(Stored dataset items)
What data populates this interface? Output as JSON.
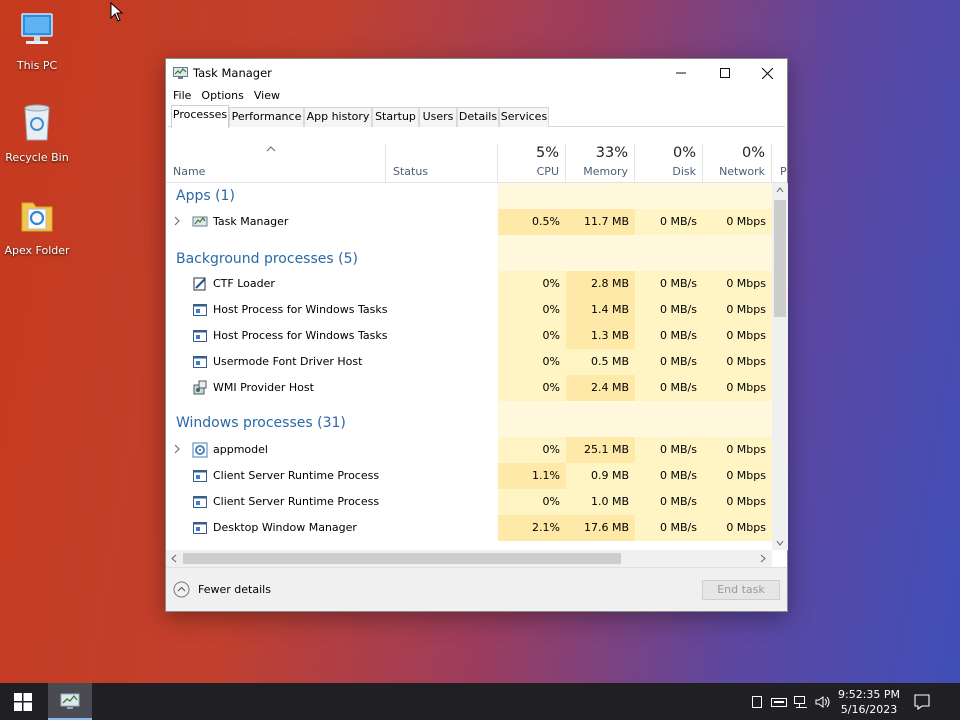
{
  "desktop": {
    "icons": [
      {
        "label": "This PC"
      },
      {
        "label": "Recycle Bin"
      },
      {
        "label": "Apex Folder"
      }
    ]
  },
  "window": {
    "title": "Task Manager",
    "menu": [
      "File",
      "Options",
      "View"
    ],
    "tabs": [
      "Processes",
      "Performance",
      "App history",
      "Startup",
      "Users",
      "Details",
      "Services"
    ],
    "active_tab": "Processes"
  },
  "columns": {
    "name": "Name",
    "status": "Status",
    "cpu": {
      "pct": "5%",
      "label": "CPU"
    },
    "memory": {
      "pct": "33%",
      "label": "Memory"
    },
    "disk": {
      "pct": "0%",
      "label": "Disk"
    },
    "network": {
      "pct": "0%",
      "label": "Network"
    },
    "power_cut": "P"
  },
  "groups": {
    "apps": "Apps (1)",
    "background": "Background processes (5)",
    "windows": "Windows processes (31)"
  },
  "processes": {
    "apps": [
      {
        "name": "Task Manager",
        "cpu": "0.5%",
        "mem": "11.7 MB",
        "disk": "0 MB/s",
        "net": "0 Mbps"
      }
    ],
    "background": [
      {
        "name": "CTF Loader",
        "cpu": "0%",
        "mem": "2.8 MB",
        "disk": "0 MB/s",
        "net": "0 Mbps"
      },
      {
        "name": "Host Process for Windows Tasks",
        "cpu": "0%",
        "mem": "1.4 MB",
        "disk": "0 MB/s",
        "net": "0 Mbps"
      },
      {
        "name": "Host Process for Windows Tasks",
        "cpu": "0%",
        "mem": "1.3 MB",
        "disk": "0 MB/s",
        "net": "0 Mbps"
      },
      {
        "name": "Usermode Font Driver Host",
        "cpu": "0%",
        "mem": "0.5 MB",
        "disk": "0 MB/s",
        "net": "0 Mbps"
      },
      {
        "name": "WMI Provider Host",
        "cpu": "0%",
        "mem": "2.4 MB",
        "disk": "0 MB/s",
        "net": "0 Mbps"
      }
    ],
    "windows": [
      {
        "name": "appmodel",
        "cpu": "0%",
        "mem": "25.1 MB",
        "disk": "0 MB/s",
        "net": "0 Mbps"
      },
      {
        "name": "Client Server Runtime Process",
        "cpu": "1.1%",
        "mem": "0.9 MB",
        "disk": "0 MB/s",
        "net": "0 Mbps"
      },
      {
        "name": "Client Server Runtime Process",
        "cpu": "0%",
        "mem": "1.0 MB",
        "disk": "0 MB/s",
        "net": "0 Mbps"
      },
      {
        "name": "Desktop Window Manager",
        "cpu": "2.1%",
        "mem": "17.6 MB",
        "disk": "0 MB/s",
        "net": "0 Mbps"
      }
    ]
  },
  "footer": {
    "fewer_details": "Fewer details",
    "end_task": "End task"
  },
  "taskbar": {
    "time": "9:52:35 PM",
    "date": "5/16/2023"
  },
  "colors": {
    "group_title": "#2a68a8",
    "cell_light": "#fff4c4",
    "cell_dark": "#ffe9a8"
  }
}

### What to produce
Transcribe the records above exactly, leaving out every picture.

### Response to the task
What data populates this interface? Output as JSON.
{
  "desktop": {
    "icons": [
      {
        "label": "This PC"
      },
      {
        "label": "Recycle Bin"
      },
      {
        "label": "Apex Folder"
      }
    ]
  },
  "window": {
    "title": "Task Manager",
    "menu": [
      "File",
      "Options",
      "View"
    ],
    "tabs": [
      "Processes",
      "Performance",
      "App history",
      "Startup",
      "Users",
      "Details",
      "Services"
    ],
    "active_tab": "Processes"
  },
  "columns": {
    "name": "Name",
    "status": "Status",
    "cpu": {
      "pct": "5%",
      "label": "CPU"
    },
    "memory": {
      "pct": "33%",
      "label": "Memory"
    },
    "disk": {
      "pct": "0%",
      "label": "Disk"
    },
    "network": {
      "pct": "0%",
      "label": "Network"
    },
    "power_cut": "P"
  },
  "groups": {
    "apps": "Apps (1)",
    "background": "Background processes (5)",
    "windows": "Windows processes (31)"
  },
  "processes": {
    "apps": [
      {
        "name": "Task Manager",
        "cpu": "0.5%",
        "mem": "11.7 MB",
        "disk": "0 MB/s",
        "net": "0 Mbps"
      }
    ],
    "background": [
      {
        "name": "CTF Loader",
        "cpu": "0%",
        "mem": "2.8 MB",
        "disk": "0 MB/s",
        "net": "0 Mbps"
      },
      {
        "name": "Host Process for Windows Tasks",
        "cpu": "0%",
        "mem": "1.4 MB",
        "disk": "0 MB/s",
        "net": "0 Mbps"
      },
      {
        "name": "Host Process for Windows Tasks",
        "cpu": "0%",
        "mem": "1.3 MB",
        "disk": "0 MB/s",
        "net": "0 Mbps"
      },
      {
        "name": "Usermode Font Driver Host",
        "cpu": "0%",
        "mem": "0.5 MB",
        "disk": "0 MB/s",
        "net": "0 Mbps"
      },
      {
        "name": "WMI Provider Host",
        "cpu": "0%",
        "mem": "2.4 MB",
        "disk": "0 MB/s",
        "net": "0 Mbps"
      }
    ],
    "windows": [
      {
        "name": "appmodel",
        "cpu": "0%",
        "mem": "25.1 MB",
        "disk": "0 MB/s",
        "net": "0 Mbps"
      },
      {
        "name": "Client Server Runtime Process",
        "cpu": "1.1%",
        "mem": "0.9 MB",
        "disk": "0 MB/s",
        "net": "0 Mbps"
      },
      {
        "name": "Client Server Runtime Process",
        "cpu": "0%",
        "mem": "1.0 MB",
        "disk": "0 MB/s",
        "net": "0 Mbps"
      },
      {
        "name": "Desktop Window Manager",
        "cpu": "2.1%",
        "mem": "17.6 MB",
        "disk": "0 MB/s",
        "net": "0 Mbps"
      }
    ]
  },
  "footer": {
    "fewer_details": "Fewer details",
    "end_task": "End task"
  },
  "taskbar": {
    "time": "9:52:35 PM",
    "date": "5/16/2023"
  },
  "colors": {
    "group_title": "#2a68a8",
    "cell_light": "#fff4c4",
    "cell_dark": "#ffe9a8"
  }
}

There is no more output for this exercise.